* [OBJECTIVE] Restate the records in their entirety, word for word.

— START MATERIAL PROVIDED —

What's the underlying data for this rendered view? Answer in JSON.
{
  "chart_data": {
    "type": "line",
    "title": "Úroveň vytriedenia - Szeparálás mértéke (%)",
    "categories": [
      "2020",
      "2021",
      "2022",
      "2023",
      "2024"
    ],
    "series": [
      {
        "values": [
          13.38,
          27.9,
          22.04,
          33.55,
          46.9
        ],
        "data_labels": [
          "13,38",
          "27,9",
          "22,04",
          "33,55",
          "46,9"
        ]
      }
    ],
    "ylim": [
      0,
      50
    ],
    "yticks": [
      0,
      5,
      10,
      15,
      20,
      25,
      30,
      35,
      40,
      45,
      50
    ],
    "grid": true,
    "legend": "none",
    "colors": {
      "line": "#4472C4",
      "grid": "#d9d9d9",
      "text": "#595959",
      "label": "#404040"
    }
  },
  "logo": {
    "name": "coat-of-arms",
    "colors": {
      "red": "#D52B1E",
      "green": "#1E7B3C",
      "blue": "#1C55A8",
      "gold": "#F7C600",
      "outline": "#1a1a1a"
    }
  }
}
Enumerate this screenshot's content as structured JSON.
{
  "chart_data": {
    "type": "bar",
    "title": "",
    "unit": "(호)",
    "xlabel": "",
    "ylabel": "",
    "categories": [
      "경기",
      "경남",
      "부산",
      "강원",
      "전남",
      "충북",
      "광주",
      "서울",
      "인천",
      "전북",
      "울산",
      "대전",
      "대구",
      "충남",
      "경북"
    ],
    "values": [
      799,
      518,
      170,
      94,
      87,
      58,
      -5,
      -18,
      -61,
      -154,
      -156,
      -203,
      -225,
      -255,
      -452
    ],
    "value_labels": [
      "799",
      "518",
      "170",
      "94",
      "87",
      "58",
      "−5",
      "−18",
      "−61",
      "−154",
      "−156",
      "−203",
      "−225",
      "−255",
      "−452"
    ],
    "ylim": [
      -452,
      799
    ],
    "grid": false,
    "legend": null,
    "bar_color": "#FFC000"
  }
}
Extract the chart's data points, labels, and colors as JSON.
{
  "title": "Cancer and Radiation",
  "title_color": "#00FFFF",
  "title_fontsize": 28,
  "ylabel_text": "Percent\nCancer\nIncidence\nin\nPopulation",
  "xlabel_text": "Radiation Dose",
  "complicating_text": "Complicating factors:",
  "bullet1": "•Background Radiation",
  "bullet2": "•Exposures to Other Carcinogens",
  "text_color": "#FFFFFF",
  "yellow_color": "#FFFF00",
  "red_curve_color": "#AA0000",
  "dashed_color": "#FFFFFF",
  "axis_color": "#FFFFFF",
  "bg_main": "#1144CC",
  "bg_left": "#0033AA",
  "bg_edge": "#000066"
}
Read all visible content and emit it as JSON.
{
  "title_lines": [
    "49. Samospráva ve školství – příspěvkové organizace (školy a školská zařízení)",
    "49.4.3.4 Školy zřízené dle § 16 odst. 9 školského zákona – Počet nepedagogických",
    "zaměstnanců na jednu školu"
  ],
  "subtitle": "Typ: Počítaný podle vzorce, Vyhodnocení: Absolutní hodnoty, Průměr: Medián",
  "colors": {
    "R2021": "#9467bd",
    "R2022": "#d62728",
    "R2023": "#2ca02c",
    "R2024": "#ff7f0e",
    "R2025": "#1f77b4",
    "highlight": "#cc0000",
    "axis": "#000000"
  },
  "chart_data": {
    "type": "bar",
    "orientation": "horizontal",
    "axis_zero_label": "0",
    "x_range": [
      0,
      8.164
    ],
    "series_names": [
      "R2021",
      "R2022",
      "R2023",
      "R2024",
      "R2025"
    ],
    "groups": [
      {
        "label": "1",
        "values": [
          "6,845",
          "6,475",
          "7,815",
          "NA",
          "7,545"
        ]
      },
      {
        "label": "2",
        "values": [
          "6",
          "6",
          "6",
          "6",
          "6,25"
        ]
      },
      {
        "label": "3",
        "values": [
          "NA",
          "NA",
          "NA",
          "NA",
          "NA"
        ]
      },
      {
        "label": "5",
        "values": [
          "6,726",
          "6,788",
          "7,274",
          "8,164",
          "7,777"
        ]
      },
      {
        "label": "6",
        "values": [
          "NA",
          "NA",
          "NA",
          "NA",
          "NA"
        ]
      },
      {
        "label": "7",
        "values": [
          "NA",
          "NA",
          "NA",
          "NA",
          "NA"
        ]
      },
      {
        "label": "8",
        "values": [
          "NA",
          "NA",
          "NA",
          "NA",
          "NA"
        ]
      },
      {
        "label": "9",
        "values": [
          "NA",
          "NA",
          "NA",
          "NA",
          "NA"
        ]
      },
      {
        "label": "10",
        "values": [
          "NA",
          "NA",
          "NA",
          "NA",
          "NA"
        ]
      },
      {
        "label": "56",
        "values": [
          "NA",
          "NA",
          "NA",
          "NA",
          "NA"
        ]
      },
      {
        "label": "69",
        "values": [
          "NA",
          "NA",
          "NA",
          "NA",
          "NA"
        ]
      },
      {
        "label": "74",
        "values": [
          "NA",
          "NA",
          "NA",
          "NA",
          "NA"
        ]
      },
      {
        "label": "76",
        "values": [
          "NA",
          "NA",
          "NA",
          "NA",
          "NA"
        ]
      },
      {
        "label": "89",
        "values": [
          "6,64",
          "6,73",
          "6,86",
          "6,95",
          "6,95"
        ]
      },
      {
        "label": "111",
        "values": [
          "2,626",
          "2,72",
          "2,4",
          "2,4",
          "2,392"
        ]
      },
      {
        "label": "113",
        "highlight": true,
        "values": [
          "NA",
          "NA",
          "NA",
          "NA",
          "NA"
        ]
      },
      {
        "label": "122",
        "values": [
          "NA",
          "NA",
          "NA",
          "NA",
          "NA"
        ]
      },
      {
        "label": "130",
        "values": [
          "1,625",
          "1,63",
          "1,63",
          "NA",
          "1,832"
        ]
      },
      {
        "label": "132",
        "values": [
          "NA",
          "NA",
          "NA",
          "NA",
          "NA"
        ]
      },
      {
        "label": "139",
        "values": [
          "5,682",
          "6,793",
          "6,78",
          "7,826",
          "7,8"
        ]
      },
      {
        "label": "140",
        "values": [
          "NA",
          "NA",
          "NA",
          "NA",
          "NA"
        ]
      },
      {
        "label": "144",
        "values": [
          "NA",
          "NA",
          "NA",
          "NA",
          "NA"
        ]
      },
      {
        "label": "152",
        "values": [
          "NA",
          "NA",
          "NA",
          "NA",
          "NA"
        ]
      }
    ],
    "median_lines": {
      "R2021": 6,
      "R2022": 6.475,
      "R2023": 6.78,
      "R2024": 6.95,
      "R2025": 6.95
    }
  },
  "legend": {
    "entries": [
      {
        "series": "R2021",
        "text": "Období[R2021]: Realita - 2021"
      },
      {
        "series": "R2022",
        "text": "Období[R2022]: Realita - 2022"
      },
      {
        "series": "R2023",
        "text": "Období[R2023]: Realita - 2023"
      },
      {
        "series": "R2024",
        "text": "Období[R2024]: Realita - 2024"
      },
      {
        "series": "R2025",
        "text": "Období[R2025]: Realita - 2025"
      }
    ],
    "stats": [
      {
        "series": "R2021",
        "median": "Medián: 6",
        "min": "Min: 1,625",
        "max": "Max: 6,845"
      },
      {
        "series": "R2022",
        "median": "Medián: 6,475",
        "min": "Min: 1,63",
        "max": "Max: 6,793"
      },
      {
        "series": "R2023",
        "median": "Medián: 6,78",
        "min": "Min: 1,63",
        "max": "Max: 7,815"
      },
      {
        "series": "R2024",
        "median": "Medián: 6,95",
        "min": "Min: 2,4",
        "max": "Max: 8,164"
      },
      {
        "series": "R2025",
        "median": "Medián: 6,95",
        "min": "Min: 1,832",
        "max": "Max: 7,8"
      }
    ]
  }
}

— END MATERIAL PROVIDED —

* [TASK ANSWER]
What's the underlying data for this rendered view? Answer in JSON.
{
  "chart_data": {
    "type": "line",
    "title": "Úroveň vytriedenia - Szeparálás mértéke (%)",
    "categories": [
      "2020",
      "2021",
      "2022",
      "2023",
      "2024"
    ],
    "series": [
      {
        "values": [
          13.38,
          27.9,
          22.04,
          33.55,
          46.9
        ],
        "data_labels": [
          "13,38",
          "27,9",
          "22,04",
          "33,55",
          "46,9"
        ]
      }
    ],
    "ylim": [
      0,
      50
    ],
    "yticks": [
      0,
      5,
      10,
      15,
      20,
      25,
      30,
      35,
      40,
      45,
      50
    ],
    "grid": true,
    "legend": "none",
    "colors": {
      "line": "#4472C4",
      "grid": "#d9d9d9",
      "text": "#595959",
      "label": "#404040"
    }
  },
  "logo": {
    "name": "coat-of-arms",
    "colors": {
      "red": "#D52B1E",
      "green": "#1E7B3C",
      "blue": "#1C55A8",
      "gold": "#F7C600",
      "outline": "#1a1a1a"
    }
  }
}
Enumerate this screenshot's content as structured JSON.
{
  "chart_data": {
    "type": "bar",
    "title": "",
    "unit": "(호)",
    "xlabel": "",
    "ylabel": "",
    "categories": [
      "경기",
      "경남",
      "부산",
      "강원",
      "전남",
      "충북",
      "광주",
      "서울",
      "인천",
      "전북",
      "울산",
      "대전",
      "대구",
      "충남",
      "경북"
    ],
    "values": [
      799,
      518,
      170,
      94,
      87,
      58,
      -5,
      -18,
      -61,
      -154,
      -156,
      -203,
      -225,
      -255,
      -452
    ],
    "value_labels": [
      "799",
      "518",
      "170",
      "94",
      "87",
      "58",
      "−5",
      "−18",
      "−61",
      "−154",
      "−156",
      "−203",
      "−225",
      "−255",
      "−452"
    ],
    "ylim": [
      -452,
      799
    ],
    "grid": false,
    "legend": null,
    "bar_color": "#FFC000"
  }
}
Extract the chart's data points, labels, and colors as JSON.
{
  "title": "Cancer and Radiation",
  "title_color": "#00FFFF",
  "title_fontsize": 28,
  "ylabel_text": "Percent\nCancer\nIncidence\nin\nPopulation",
  "xlabel_text": "Radiation Dose",
  "complicating_text": "Complicating factors:",
  "bullet1": "•Background Radiation",
  "bullet2": "•Exposures to Other Carcinogens",
  "text_color": "#FFFFFF",
  "yellow_color": "#FFFF00",
  "red_curve_color": "#AA0000",
  "dashed_color": "#FFFFFF",
  "axis_color": "#FFFFFF",
  "bg_main": "#1144CC",
  "bg_left": "#0033AA",
  "bg_edge": "#000066"
}
Read all visible content and emit it as JSON.
{
  "title_lines": [
    "49. Samospráva ve školství – příspěvkové organizace (školy a školská zařízení)",
    "49.4.3.4 Školy zřízené dle § 16 odst. 9 školského zákona – Počet nepedagogických",
    "zaměstnanců na jednu školu"
  ],
  "subtitle": "Typ: Počítaný podle vzorce, Vyhodnocení: Absolutní hodnoty, Průměr: Medián",
  "colors": {
    "R2021": "#9467bd",
    "R2022": "#d62728",
    "R2023": "#2ca02c",
    "R2024": "#ff7f0e",
    "R2025": "#1f77b4",
    "highlight": "#cc0000",
    "axis": "#000000"
  },
  "chart_data": {
    "type": "bar",
    "orientation": "horizontal",
    "axis_zero_label": "0",
    "x_range": [
      0,
      8.164
    ],
    "series_names": [
      "R2021",
      "R2022",
      "R2023",
      "R2024",
      "R2025"
    ],
    "groups": [
      {
        "label": "1",
        "values": [
          "6,845",
          "6,475",
          "7,815",
          "NA",
          "7,545"
        ]
      },
      {
        "label": "2",
        "values": [
          "6",
          "6",
          "6",
          "6",
          "6,25"
        ]
      },
      {
        "label": "3",
        "values": [
          "NA",
          "NA",
          "NA",
          "NA",
          "NA"
        ]
      },
      {
        "label": "5",
        "values": [
          "6,726",
          "6,788",
          "7,274",
          "8,164",
          "7,777"
        ]
      },
      {
        "label": "6",
        "values": [
          "NA",
          "NA",
          "NA",
          "NA",
          "NA"
        ]
      },
      {
        "label": "7",
        "values": [
          "NA",
          "NA",
          "NA",
          "NA",
          "NA"
        ]
      },
      {
        "label": "8",
        "values": [
          "NA",
          "NA",
          "NA",
          "NA",
          "NA"
        ]
      },
      {
        "label": "9",
        "values": [
          "NA",
          "NA",
          "NA",
          "NA",
          "NA"
        ]
      },
      {
        "label": "10",
        "values": [
          "NA",
          "NA",
          "NA",
          "NA",
          "NA"
        ]
      },
      {
        "label": "56",
        "values": [
          "NA",
          "NA",
          "NA",
          "NA",
          "NA"
        ]
      },
      {
        "label": "69",
        "values": [
          "NA",
          "NA",
          "NA",
          "NA",
          "NA"
        ]
      },
      {
        "label": "74",
        "values": [
          "NA",
          "NA",
          "NA",
          "NA",
          "NA"
        ]
      },
      {
        "label": "76",
        "values": [
          "NA",
          "NA",
          "NA",
          "NA",
          "NA"
        ]
      },
      {
        "label": "89",
        "values": [
          "6,64",
          "6,73",
          "6,86",
          "6,95",
          "6,95"
        ]
      },
      {
        "label": "111",
        "values": [
          "2,626",
          "2,72",
          "2,4",
          "2,4",
          "2,392"
        ]
      },
      {
        "label": "113",
        "highlight": true,
        "values": [
          "NA",
          "NA",
          "NA",
          "NA",
          "NA"
        ]
      },
      {
        "label": "122",
        "values": [
          "NA",
          "NA",
          "NA",
          "NA",
          "NA"
        ]
      },
      {
        "label": "130",
        "values": [
          "1,625",
          "1,63",
          "1,63",
          "NA",
          "1,832"
        ]
      },
      {
        "label": "132",
        "values": [
          "NA",
          "NA",
          "NA",
          "NA",
          "NA"
        ]
      },
      {
        "label": "139",
        "values": [
          "5,682",
          "6,793",
          "6,78",
          "7,826",
          "7,8"
        ]
      },
      {
        "label": "140",
        "values": [
          "NA",
          "NA",
          "NA",
          "NA",
          "NA"
        ]
      },
      {
        "label": "144",
        "values": [
          "NA",
          "NA",
          "NA",
          "NA",
          "NA"
        ]
      },
      {
        "label": "152",
        "values": [
          "NA",
          "NA",
          "NA",
          "NA",
          "NA"
        ]
      }
    ],
    "median_lines": {
      "R2021": 6,
      "R2022": 6.475,
      "R2023": 6.78,
      "R2024": 6.95,
      "R2025": 6.95
    }
  },
  "legend": {
    "entries": [
      {
        "series": "R2021",
        "text": "Období[R2021]: Realita - 2021"
      },
      {
        "series": "R2022",
        "text": "Období[R2022]: Realita - 2022"
      },
      {
        "series": "R2023",
        "text": "Období[R2023]: Realita - 2023"
      },
      {
        "series": "R2024",
        "text": "Období[R2024]: Realita - 2024"
      },
      {
        "series": "R2025",
        "text": "Období[R2025]: Realita - 2025"
      }
    ],
    "stats": [
      {
        "series": "R2021",
        "median": "Medián: 6",
        "min": "Min: 1,625",
        "max": "Max: 6,845"
      },
      {
        "series": "R2022",
        "median": "Medián: 6,475",
        "min": "Min: 1,63",
        "max": "Max: 6,793"
      },
      {
        "series": "R2023",
        "median": "Medián: 6,78",
        "min": "Min: 1,63",
        "max": "Max: 7,815"
      },
      {
        "series": "R2024",
        "median": "Medián: 6,95",
        "min": "Min: 2,4",
        "max": "Max: 8,164"
      },
      {
        "series": "R2025",
        "median": "Medián: 6,95",
        "min": "Min: 1,832",
        "max": "Max: 7,8"
      }
    ]
  }
}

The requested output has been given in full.